**WORKING DATA:**
○ ○ ○ ○

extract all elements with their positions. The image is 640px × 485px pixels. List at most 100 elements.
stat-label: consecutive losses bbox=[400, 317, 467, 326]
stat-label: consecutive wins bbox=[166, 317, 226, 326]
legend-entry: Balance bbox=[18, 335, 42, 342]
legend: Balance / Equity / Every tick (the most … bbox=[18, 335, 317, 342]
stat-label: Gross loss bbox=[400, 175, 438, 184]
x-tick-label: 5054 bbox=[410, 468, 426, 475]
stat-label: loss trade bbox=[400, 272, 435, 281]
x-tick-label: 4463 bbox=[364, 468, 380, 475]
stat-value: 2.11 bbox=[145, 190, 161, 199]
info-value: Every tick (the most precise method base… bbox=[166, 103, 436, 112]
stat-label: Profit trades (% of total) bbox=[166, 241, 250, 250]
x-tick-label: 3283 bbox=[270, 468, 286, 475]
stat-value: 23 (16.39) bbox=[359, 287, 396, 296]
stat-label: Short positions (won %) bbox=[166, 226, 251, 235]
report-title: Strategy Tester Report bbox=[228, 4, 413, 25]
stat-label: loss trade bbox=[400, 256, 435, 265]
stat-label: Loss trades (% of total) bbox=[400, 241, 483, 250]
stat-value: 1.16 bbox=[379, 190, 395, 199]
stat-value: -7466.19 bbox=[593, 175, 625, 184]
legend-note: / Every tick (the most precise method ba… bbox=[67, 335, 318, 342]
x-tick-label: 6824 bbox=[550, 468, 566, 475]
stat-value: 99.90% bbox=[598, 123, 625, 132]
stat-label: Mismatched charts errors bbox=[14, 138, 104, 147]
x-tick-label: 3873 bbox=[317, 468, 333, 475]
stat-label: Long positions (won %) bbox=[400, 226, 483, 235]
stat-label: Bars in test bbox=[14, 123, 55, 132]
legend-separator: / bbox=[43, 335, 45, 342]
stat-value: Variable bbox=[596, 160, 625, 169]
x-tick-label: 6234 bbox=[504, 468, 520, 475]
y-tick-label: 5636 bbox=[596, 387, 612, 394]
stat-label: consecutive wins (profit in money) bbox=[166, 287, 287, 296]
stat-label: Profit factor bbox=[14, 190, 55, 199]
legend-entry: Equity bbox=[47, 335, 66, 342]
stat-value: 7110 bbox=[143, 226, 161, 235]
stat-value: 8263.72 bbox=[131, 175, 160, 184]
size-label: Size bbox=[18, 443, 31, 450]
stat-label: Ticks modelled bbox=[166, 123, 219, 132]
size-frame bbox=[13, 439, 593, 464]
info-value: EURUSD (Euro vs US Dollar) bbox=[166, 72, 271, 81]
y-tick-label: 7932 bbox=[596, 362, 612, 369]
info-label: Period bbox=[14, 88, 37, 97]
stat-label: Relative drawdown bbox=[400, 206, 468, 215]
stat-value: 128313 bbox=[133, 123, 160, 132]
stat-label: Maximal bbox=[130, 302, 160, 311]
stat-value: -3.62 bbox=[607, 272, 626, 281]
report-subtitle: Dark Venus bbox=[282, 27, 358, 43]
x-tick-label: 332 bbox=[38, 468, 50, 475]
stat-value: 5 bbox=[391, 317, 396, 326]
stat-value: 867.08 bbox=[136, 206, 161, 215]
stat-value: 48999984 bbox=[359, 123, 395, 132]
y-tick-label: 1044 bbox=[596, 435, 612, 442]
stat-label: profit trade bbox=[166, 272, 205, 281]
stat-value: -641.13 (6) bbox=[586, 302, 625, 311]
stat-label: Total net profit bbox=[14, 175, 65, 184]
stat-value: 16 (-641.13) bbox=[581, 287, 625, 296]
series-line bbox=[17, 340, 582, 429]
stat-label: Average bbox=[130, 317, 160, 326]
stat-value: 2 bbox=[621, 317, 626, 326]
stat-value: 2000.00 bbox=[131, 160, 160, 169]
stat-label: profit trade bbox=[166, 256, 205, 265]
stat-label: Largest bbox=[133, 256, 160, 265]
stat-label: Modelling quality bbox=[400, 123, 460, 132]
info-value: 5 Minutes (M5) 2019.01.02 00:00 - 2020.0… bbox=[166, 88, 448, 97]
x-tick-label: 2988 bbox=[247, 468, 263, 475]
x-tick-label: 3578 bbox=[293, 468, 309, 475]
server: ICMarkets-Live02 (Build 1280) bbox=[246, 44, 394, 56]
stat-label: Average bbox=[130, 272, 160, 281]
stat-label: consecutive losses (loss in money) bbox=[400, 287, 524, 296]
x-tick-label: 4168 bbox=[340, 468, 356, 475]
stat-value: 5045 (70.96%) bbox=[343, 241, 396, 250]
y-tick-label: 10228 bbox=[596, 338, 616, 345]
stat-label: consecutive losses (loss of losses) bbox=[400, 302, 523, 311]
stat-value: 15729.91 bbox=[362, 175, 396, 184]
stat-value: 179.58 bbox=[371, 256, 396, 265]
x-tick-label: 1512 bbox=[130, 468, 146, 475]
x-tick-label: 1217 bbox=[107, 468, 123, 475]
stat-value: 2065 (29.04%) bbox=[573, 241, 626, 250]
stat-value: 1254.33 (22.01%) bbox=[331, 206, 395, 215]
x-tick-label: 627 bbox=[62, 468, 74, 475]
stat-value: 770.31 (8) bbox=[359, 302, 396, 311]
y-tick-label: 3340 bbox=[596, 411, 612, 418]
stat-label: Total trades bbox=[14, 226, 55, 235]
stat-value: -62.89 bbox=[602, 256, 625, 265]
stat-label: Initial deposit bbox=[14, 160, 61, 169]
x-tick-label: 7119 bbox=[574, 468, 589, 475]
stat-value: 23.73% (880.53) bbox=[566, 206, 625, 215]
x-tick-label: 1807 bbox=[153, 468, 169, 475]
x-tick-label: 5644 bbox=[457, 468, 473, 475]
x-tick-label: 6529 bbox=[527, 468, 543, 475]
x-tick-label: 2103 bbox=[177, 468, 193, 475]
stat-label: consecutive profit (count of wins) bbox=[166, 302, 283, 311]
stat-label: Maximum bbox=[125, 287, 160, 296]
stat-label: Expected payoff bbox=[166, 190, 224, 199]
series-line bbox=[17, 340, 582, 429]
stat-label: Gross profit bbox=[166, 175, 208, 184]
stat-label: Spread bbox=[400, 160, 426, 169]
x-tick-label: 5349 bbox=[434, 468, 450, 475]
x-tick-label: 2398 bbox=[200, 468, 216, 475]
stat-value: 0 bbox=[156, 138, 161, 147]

○ ○ ○ ○

Please copy out every one of the lines above word for word, keeping each line unchanged and in its original order.

**THE SOLUTION:**
extract all elements with their positions. The image is 640px × 485px pixels. List at most 100 elements.
stat-label: consecutive losses bbox=[400, 317, 467, 326]
stat-label: consecutive wins bbox=[166, 317, 226, 326]
legend-entry: Balance bbox=[18, 335, 42, 342]
legend: Balance / Equity / Every tick (the most … bbox=[18, 335, 317, 342]
stat-label: Gross loss bbox=[400, 175, 438, 184]
x-tick-label: 5054 bbox=[410, 468, 426, 475]
stat-label: loss trade bbox=[400, 272, 435, 281]
x-tick-label: 4463 bbox=[364, 468, 380, 475]
stat-value: 2.11 bbox=[145, 190, 161, 199]
info-value: Every tick (the most precise method base… bbox=[166, 103, 436, 112]
stat-label: Profit trades (% of total) bbox=[166, 241, 250, 250]
x-tick-label: 3283 bbox=[270, 468, 286, 475]
stat-value: 23 (16.39) bbox=[359, 287, 396, 296]
stat-label: Short positions (won %) bbox=[166, 226, 251, 235]
report-title: Strategy Tester Report bbox=[228, 4, 413, 25]
stat-label: loss trade bbox=[400, 256, 435, 265]
stat-label: Loss trades (% of total) bbox=[400, 241, 483, 250]
stat-value: 1.16 bbox=[379, 190, 395, 199]
stat-value: -7466.19 bbox=[593, 175, 625, 184]
legend-note: / Every tick (the most precise method ba… bbox=[67, 335, 318, 342]
x-tick-label: 6824 bbox=[550, 468, 566, 475]
stat-value: 99.90% bbox=[598, 123, 625, 132]
stat-label: Mismatched charts errors bbox=[14, 138, 104, 147]
x-tick-label: 3873 bbox=[317, 468, 333, 475]
stat-label: Long positions (won %) bbox=[400, 226, 483, 235]
stat-label: Bars in test bbox=[14, 123, 55, 132]
legend-separator: / bbox=[43, 335, 45, 342]
stat-value: Variable bbox=[596, 160, 625, 169]
x-tick-label: 6234 bbox=[504, 468, 520, 475]
y-tick-label: 5636 bbox=[596, 387, 612, 394]
stat-label: consecutive wins (profit in money) bbox=[166, 287, 287, 296]
stat-label: Profit factor bbox=[14, 190, 55, 199]
legend-entry: Equity bbox=[47, 335, 66, 342]
stat-value: 7110 bbox=[143, 226, 161, 235]
stat-value: 8263.72 bbox=[131, 175, 160, 184]
size-label: Size bbox=[18, 443, 31, 450]
stat-label: Ticks modelled bbox=[166, 123, 219, 132]
size-frame bbox=[13, 439, 593, 464]
info-value: EURUSD (Euro vs US Dollar) bbox=[166, 72, 271, 81]
y-tick-label: 7932 bbox=[596, 362, 612, 369]
info-label: Period bbox=[14, 88, 37, 97]
stat-label: Relative drawdown bbox=[400, 206, 468, 215]
stat-value: 128313 bbox=[133, 123, 160, 132]
stat-label: Maximal bbox=[130, 302, 160, 311]
stat-value: -3.62 bbox=[607, 272, 626, 281]
report-subtitle: Dark Venus bbox=[282, 27, 358, 43]
x-tick-label: 332 bbox=[38, 468, 50, 475]
stat-value: 5 bbox=[391, 317, 396, 326]
stat-value: 867.08 bbox=[136, 206, 161, 215]
stat-value: 48999984 bbox=[359, 123, 395, 132]
y-tick-label: 1044 bbox=[596, 435, 612, 442]
stat-label: profit trade bbox=[166, 272, 205, 281]
stat-value: -641.13 (6) bbox=[586, 302, 625, 311]
stat-label: Total net profit bbox=[14, 175, 65, 184]
stat-value: 16 (-641.13) bbox=[581, 287, 625, 296]
series-line bbox=[17, 340, 582, 429]
stat-label: Average bbox=[130, 317, 160, 326]
stat-value: 2 bbox=[621, 317, 626, 326]
stat-value: 2000.00 bbox=[131, 160, 160, 169]
stat-label: profit trade bbox=[166, 256, 205, 265]
stat-label: Largest bbox=[133, 256, 160, 265]
stat-label: Modelling quality bbox=[400, 123, 460, 132]
info-value: 5 Minutes (M5) 2019.01.02 00:00 - 2020.0… bbox=[166, 88, 448, 97]
x-tick-label: 2988 bbox=[247, 468, 263, 475]
x-tick-label: 3578 bbox=[293, 468, 309, 475]
server: ICMarkets-Live02 (Build 1280) bbox=[246, 44, 394, 56]
stat-label: Average bbox=[130, 272, 160, 281]
stat-label: consecutive losses (loss in money) bbox=[400, 287, 524, 296]
x-tick-label: 4168 bbox=[340, 468, 356, 475]
stat-value: 5045 (70.96%) bbox=[343, 241, 396, 250]
y-tick-label: 10228 bbox=[596, 338, 616, 345]
stat-label: consecutive losses (loss of losses) bbox=[400, 302, 523, 311]
stat-value: 15729.91 bbox=[362, 175, 396, 184]
stat-value: 179.58 bbox=[371, 256, 396, 265]
x-tick-label: 1512 bbox=[130, 468, 146, 475]
x-tick-label: 1217 bbox=[107, 468, 123, 475]
stat-value: 2065 (29.04%) bbox=[573, 241, 626, 250]
stat-value: 1254.33 (22.01%) bbox=[331, 206, 395, 215]
x-tick-label: 627 bbox=[62, 468, 74, 475]
stat-value: 770.31 (8) bbox=[359, 302, 396, 311]
y-tick-label: 3340 bbox=[596, 411, 612, 418]
stat-label: Total trades bbox=[14, 226, 55, 235]
stat-value: -62.89 bbox=[602, 256, 625, 265]
stat-label: Initial deposit bbox=[14, 160, 61, 169]
x-tick-label: 7119 bbox=[574, 468, 589, 475]
stat-value: 23.73% (880.53) bbox=[566, 206, 625, 215]
x-tick-label: 1807 bbox=[153, 468, 169, 475]
x-tick-label: 5644 bbox=[457, 468, 473, 475]
x-tick-label: 6529 bbox=[527, 468, 543, 475]
x-tick-label: 2103 bbox=[177, 468, 193, 475]
stat-label: consecutive profit (count of wins) bbox=[166, 302, 283, 311]
stat-label: Maximum bbox=[125, 287, 160, 296]
stat-label: Expected payoff bbox=[166, 190, 224, 199]
series-line bbox=[17, 340, 582, 429]
stat-label: Gross profit bbox=[166, 175, 208, 184]
stat-label: Spread bbox=[400, 160, 426, 169]
x-tick-label: 5349 bbox=[434, 468, 450, 475]
x-tick-label: 2398 bbox=[200, 468, 216, 475]
stat-value: 0 bbox=[156, 138, 161, 147]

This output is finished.